— DATA RECORDS —
▬▬▬▬▬▬

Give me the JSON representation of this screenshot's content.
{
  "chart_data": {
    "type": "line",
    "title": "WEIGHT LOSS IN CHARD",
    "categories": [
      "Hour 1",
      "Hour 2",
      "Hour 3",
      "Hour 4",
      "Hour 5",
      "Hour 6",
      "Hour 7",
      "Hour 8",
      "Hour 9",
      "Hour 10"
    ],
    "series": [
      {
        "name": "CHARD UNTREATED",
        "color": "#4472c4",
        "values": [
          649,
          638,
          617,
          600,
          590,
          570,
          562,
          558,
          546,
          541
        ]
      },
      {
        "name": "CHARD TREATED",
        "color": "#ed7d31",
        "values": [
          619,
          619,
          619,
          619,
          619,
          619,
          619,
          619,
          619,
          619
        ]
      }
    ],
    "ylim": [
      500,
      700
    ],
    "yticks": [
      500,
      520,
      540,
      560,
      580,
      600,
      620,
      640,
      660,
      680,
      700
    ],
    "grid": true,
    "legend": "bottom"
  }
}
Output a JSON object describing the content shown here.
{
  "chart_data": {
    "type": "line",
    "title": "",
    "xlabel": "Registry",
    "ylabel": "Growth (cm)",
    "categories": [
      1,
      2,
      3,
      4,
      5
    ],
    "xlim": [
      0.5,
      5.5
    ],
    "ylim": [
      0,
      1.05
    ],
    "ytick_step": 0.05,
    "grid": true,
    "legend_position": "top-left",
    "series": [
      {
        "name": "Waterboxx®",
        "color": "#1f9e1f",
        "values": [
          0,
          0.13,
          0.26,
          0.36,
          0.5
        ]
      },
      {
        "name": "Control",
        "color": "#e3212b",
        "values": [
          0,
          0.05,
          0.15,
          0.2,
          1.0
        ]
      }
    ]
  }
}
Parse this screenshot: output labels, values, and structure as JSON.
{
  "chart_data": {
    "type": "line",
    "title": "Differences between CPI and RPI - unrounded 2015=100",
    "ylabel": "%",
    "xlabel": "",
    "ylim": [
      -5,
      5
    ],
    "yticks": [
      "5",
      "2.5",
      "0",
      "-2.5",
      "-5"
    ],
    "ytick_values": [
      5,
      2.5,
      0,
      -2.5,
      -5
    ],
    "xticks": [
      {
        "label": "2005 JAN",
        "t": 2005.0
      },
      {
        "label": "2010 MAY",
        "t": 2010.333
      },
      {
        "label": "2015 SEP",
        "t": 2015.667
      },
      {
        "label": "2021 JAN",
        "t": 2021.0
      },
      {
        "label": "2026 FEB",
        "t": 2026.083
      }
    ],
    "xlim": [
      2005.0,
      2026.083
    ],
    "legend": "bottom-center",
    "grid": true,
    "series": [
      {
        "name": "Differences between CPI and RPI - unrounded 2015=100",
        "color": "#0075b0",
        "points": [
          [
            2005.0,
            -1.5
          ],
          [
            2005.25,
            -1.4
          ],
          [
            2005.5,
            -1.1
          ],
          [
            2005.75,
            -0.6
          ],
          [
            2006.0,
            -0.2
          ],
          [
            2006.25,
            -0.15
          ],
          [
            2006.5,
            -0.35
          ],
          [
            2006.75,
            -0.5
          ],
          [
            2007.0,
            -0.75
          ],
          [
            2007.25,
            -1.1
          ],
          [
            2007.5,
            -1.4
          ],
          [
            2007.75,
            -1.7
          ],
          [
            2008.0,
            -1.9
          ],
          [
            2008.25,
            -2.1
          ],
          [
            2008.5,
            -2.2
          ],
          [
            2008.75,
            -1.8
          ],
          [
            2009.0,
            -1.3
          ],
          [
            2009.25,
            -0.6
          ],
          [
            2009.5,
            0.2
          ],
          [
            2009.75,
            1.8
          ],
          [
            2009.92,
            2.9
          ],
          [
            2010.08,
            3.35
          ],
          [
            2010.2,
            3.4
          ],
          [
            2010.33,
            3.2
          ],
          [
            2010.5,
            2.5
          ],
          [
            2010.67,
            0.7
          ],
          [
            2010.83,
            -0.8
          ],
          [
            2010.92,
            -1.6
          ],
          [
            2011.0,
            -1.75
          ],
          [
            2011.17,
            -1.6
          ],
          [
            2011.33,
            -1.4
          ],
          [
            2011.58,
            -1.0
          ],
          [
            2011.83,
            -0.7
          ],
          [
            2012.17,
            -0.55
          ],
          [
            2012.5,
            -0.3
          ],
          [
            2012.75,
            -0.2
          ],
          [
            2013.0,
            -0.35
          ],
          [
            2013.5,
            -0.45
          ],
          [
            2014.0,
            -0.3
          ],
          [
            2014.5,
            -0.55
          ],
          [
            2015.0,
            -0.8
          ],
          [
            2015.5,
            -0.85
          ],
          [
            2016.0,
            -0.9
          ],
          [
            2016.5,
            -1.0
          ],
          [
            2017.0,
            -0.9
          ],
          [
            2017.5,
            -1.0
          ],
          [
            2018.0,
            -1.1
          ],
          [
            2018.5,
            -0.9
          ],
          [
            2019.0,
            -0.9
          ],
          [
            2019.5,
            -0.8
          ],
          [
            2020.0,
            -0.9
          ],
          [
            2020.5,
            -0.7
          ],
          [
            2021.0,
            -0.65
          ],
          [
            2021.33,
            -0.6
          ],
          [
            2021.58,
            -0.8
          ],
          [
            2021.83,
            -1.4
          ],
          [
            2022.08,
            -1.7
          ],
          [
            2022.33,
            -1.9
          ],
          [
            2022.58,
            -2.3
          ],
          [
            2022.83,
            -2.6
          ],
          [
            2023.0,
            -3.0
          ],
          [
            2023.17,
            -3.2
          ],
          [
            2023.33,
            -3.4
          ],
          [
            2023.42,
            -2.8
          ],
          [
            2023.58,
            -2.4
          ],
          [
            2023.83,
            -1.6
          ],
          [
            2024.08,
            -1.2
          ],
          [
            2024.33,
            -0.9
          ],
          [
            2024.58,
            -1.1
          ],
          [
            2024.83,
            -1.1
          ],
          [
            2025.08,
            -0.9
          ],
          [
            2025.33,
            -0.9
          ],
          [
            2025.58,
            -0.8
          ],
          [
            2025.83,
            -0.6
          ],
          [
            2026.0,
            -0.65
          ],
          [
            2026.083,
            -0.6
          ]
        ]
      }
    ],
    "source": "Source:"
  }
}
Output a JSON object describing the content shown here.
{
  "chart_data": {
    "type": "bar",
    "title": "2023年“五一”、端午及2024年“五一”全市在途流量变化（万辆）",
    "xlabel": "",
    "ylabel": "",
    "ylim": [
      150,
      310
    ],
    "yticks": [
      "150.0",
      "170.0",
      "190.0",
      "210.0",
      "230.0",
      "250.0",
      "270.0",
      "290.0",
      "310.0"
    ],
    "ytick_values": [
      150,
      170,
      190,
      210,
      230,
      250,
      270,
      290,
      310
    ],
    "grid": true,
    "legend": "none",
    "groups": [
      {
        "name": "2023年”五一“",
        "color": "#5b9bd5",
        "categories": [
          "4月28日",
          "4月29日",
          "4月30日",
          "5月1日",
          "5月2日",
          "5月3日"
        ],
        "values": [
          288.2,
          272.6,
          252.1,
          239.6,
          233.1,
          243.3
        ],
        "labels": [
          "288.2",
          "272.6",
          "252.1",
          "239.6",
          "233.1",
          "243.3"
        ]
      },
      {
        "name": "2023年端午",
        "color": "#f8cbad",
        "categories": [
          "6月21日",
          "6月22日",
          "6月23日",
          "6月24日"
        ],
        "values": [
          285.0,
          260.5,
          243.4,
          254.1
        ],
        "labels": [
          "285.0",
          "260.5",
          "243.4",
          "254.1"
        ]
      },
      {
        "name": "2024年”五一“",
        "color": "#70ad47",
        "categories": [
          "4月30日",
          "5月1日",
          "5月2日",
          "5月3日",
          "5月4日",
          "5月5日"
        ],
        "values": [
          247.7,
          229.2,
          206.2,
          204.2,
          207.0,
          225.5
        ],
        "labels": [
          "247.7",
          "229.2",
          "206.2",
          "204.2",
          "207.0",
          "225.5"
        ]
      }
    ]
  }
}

▬▬▬▬▬▬

— OBJECTIVE —
The required output is the number of lines containing the word "color", and nothing besides.

— WORKED ANSWER —
8